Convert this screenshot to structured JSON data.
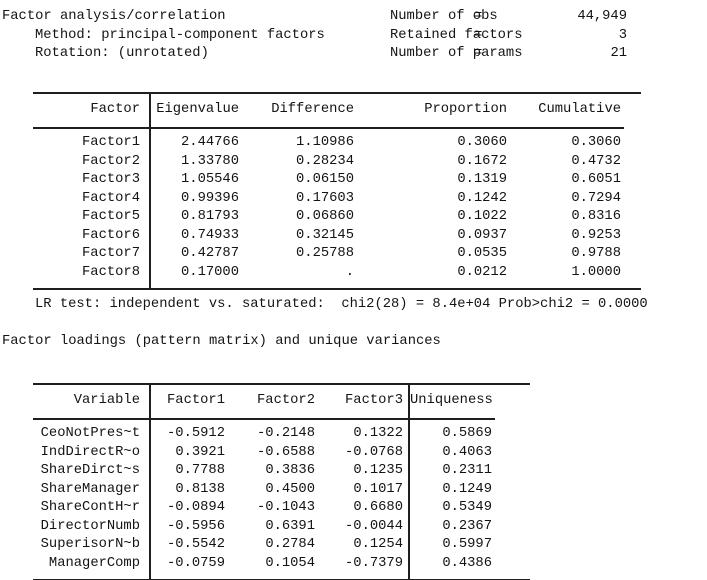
{
  "header": {
    "title": "Factor analysis/correlation",
    "method": "Method: principal-component factors",
    "rotation": "Rotation: (unrotated)",
    "stats": [
      {
        "label": "Number of obs",
        "eq": "=",
        "value": "44,949"
      },
      {
        "label": "Retained factors",
        "eq": "=",
        "value": "3"
      },
      {
        "label": "Number of params",
        "eq": "=",
        "value": "21"
      }
    ]
  },
  "eigen_table": {
    "columns": [
      "Factor",
      "Eigenvalue",
      "Difference",
      "Proportion",
      "Cumulative"
    ],
    "rows": [
      {
        "factor": "Factor1",
        "eigenvalue": "2.44766",
        "difference": "1.10986",
        "proportion": "0.3060",
        "cumulative": "0.3060"
      },
      {
        "factor": "Factor2",
        "eigenvalue": "1.33780",
        "difference": "0.28234",
        "proportion": "0.1672",
        "cumulative": "0.4732"
      },
      {
        "factor": "Factor3",
        "eigenvalue": "1.05546",
        "difference": "0.06150",
        "proportion": "0.1319",
        "cumulative": "0.6051"
      },
      {
        "factor": "Factor4",
        "eigenvalue": "0.99396",
        "difference": "0.17603",
        "proportion": "0.1242",
        "cumulative": "0.7294"
      },
      {
        "factor": "Factor5",
        "eigenvalue": "0.81793",
        "difference": "0.06860",
        "proportion": "0.1022",
        "cumulative": "0.8316"
      },
      {
        "factor": "Factor6",
        "eigenvalue": "0.74933",
        "difference": "0.32145",
        "proportion": "0.0937",
        "cumulative": "0.9253"
      },
      {
        "factor": "Factor7",
        "eigenvalue": "0.42787",
        "difference": "0.25788",
        "proportion": "0.0535",
        "cumulative": "0.9788"
      },
      {
        "factor": "Factor8",
        "eigenvalue": "0.17000",
        "difference": ".",
        "proportion": "0.0212",
        "cumulative": "1.0000"
      }
    ]
  },
  "lr_test": "LR test: independent vs. saturated:  chi2(28) = 8.4e+04 Prob>chi2 = 0.0000",
  "loadings": {
    "caption": "Factor loadings (pattern matrix) and unique variances",
    "columns": [
      "Variable",
      "Factor1",
      "Factor2",
      "Factor3",
      "Uniqueness"
    ],
    "rows": [
      {
        "variable": "CeoNotPres~t",
        "f1": "-0.5912",
        "f2": "-0.2148",
        "f3": "0.1322",
        "uniqueness": "0.5869"
      },
      {
        "variable": "IndDirectR~o",
        "f1": "0.3921",
        "f2": "-0.6588",
        "f3": "-0.0768",
        "uniqueness": "0.4063"
      },
      {
        "variable": "ShareDirct~s",
        "f1": "0.7788",
        "f2": "0.3836",
        "f3": "0.1235",
        "uniqueness": "0.2311"
      },
      {
        "variable": "ShareManager",
        "f1": "0.8138",
        "f2": "0.4500",
        "f3": "0.1017",
        "uniqueness": "0.1249"
      },
      {
        "variable": "ShareContH~r",
        "f1": "-0.0894",
        "f2": "-0.1043",
        "f3": "0.6680",
        "uniqueness": "0.5349"
      },
      {
        "variable": "DirectorNumb",
        "f1": "-0.5956",
        "f2": "0.6391",
        "f3": "-0.0044",
        "uniqueness": "0.2367"
      },
      {
        "variable": "SuperisorN~b",
        "f1": "-0.5542",
        "f2": "0.2784",
        "f3": "0.1254",
        "uniqueness": "0.5997"
      },
      {
        "variable": "ManagerComp",
        "f1": "-0.0759",
        "f2": "0.1054",
        "f3": "-0.7379",
        "uniqueness": "0.4386"
      }
    ]
  }
}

= = = = = = =

● WHAT IS EXPECTED: From the listing, copy each line containing the word "loadings".

● PROBLEM SOLUTION:
  "loadings": {
    "caption": "Factor loadings (pattern matrix) and unique variances",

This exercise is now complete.